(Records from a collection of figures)
──────────────────────────────
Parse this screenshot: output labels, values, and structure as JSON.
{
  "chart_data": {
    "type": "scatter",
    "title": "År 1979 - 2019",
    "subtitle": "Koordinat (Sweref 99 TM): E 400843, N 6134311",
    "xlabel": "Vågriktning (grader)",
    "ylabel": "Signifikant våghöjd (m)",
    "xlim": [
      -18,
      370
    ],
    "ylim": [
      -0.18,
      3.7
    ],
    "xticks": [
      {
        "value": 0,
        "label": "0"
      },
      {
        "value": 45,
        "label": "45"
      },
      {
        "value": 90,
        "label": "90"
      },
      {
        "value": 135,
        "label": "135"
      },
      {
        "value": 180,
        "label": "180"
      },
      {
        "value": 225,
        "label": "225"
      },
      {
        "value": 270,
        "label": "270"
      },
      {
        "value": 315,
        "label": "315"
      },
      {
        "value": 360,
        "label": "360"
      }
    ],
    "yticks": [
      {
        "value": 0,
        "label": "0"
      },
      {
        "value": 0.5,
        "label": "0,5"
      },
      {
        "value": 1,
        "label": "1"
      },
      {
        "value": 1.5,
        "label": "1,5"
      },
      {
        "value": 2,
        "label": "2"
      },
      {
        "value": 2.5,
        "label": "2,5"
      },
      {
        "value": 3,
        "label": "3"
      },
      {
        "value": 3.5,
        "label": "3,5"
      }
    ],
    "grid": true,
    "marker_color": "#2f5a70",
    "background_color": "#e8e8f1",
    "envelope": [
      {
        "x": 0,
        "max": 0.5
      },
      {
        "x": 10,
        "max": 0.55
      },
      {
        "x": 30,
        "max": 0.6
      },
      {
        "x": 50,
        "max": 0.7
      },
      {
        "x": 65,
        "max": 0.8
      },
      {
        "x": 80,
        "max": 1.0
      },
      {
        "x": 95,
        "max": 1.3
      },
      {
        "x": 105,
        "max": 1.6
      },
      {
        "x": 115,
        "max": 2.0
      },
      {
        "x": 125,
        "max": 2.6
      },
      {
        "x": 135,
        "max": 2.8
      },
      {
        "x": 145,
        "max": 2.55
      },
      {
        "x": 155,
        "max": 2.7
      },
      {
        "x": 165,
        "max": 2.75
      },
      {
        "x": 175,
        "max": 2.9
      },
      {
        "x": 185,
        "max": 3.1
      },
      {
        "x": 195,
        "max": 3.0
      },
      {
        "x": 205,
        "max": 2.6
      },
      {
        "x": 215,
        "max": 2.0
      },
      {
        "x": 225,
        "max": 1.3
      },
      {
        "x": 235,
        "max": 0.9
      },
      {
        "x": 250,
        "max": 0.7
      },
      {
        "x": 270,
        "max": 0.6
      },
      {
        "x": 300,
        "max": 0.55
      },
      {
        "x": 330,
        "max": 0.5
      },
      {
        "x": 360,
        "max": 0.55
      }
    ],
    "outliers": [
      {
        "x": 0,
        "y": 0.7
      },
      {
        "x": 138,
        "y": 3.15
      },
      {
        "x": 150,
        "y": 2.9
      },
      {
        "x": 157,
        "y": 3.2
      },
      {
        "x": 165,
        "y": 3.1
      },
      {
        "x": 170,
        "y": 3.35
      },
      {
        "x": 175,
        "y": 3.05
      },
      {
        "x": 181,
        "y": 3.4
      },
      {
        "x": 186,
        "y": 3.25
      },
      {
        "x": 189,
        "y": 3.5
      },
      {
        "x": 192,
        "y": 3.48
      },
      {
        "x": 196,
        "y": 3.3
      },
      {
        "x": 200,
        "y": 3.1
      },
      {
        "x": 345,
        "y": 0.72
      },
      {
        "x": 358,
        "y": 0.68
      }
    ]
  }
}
──────────────────────────────
Work required: Print out all the entries precisely as written.

Response to the task:
Parse this screenshot: output labels, values, and structure as JSON.
{
  "chart_data": {
    "type": "scatter",
    "title": "År 1979 - 2019",
    "subtitle": "Koordinat (Sweref 99 TM): E 400843, N 6134311",
    "xlabel": "Vågriktning (grader)",
    "ylabel": "Signifikant våghöjd (m)",
    "xlim": [
      -18,
      370
    ],
    "ylim": [
      -0.18,
      3.7
    ],
    "xticks": [
      {
        "value": 0,
        "label": "0"
      },
      {
        "value": 45,
        "label": "45"
      },
      {
        "value": 90,
        "label": "90"
      },
      {
        "value": 135,
        "label": "135"
      },
      {
        "value": 180,
        "label": "180"
      },
      {
        "value": 225,
        "label": "225"
      },
      {
        "value": 270,
        "label": "270"
      },
      {
        "value": 315,
        "label": "315"
      },
      {
        "value": 360,
        "label": "360"
      }
    ],
    "yticks": [
      {
        "value": 0,
        "label": "0"
      },
      {
        "value": 0.5,
        "label": "0,5"
      },
      {
        "value": 1,
        "label": "1"
      },
      {
        "value": 1.5,
        "label": "1,5"
      },
      {
        "value": 2,
        "label": "2"
      },
      {
        "value": 2.5,
        "label": "2,5"
      },
      {
        "value": 3,
        "label": "3"
      },
      {
        "value": 3.5,
        "label": "3,5"
      }
    ],
    "grid": true,
    "marker_color": "#2f5a70",
    "background_color": "#e8e8f1",
    "envelope": [
      {
        "x": 0,
        "max": 0.5
      },
      {
        "x": 10,
        "max": 0.55
      },
      {
        "x": 30,
        "max": 0.6
      },
      {
        "x": 50,
        "max": 0.7
      },
      {
        "x": 65,
        "max": 0.8
      },
      {
        "x": 80,
        "max": 1.0
      },
      {
        "x": 95,
        "max": 1.3
      },
      {
        "x": 105,
        "max": 1.6
      },
      {
        "x": 115,
        "max": 2.0
      },
      {
        "x": 125,
        "max": 2.6
      },
      {
        "x": 135,
        "max": 2.8
      },
      {
        "x": 145,
        "max": 2.55
      },
      {
        "x": 155,
        "max": 2.7
      },
      {
        "x": 165,
        "max": 2.75
      },
      {
        "x": 175,
        "max": 2.9
      },
      {
        "x": 185,
        "max": 3.1
      },
      {
        "x": 195,
        "max": 3.0
      },
      {
        "x": 205,
        "max": 2.6
      },
      {
        "x": 215,
        "max": 2.0
      },
      {
        "x": 225,
        "max": 1.3
      },
      {
        "x": 235,
        "max": 0.9
      },
      {
        "x": 250,
        "max": 0.7
      },
      {
        "x": 270,
        "max": 0.6
      },
      {
        "x": 300,
        "max": 0.55
      },
      {
        "x": 330,
        "max": 0.5
      },
      {
        "x": 360,
        "max": 0.55
      }
    ],
    "outliers": [
      {
        "x": 0,
        "y": 0.7
      },
      {
        "x": 138,
        "y": 3.15
      },
      {
        "x": 150,
        "y": 2.9
      },
      {
        "x": 157,
        "y": 3.2
      },
      {
        "x": 165,
        "y": 3.1
      },
      {
        "x": 170,
        "y": 3.35
      },
      {
        "x": 175,
        "y": 3.05
      },
      {
        "x": 181,
        "y": 3.4
      },
      {
        "x": 186,
        "y": 3.25
      },
      {
        "x": 189,
        "y": 3.5
      },
      {
        "x": 192,
        "y": 3.48
      },
      {
        "x": 196,
        "y": 3.3
      },
      {
        "x": 200,
        "y": 3.1
      },
      {
        "x": 345,
        "y": 0.72
      },
      {
        "x": 358,
        "y": 0.68
      }
    ]
  }
}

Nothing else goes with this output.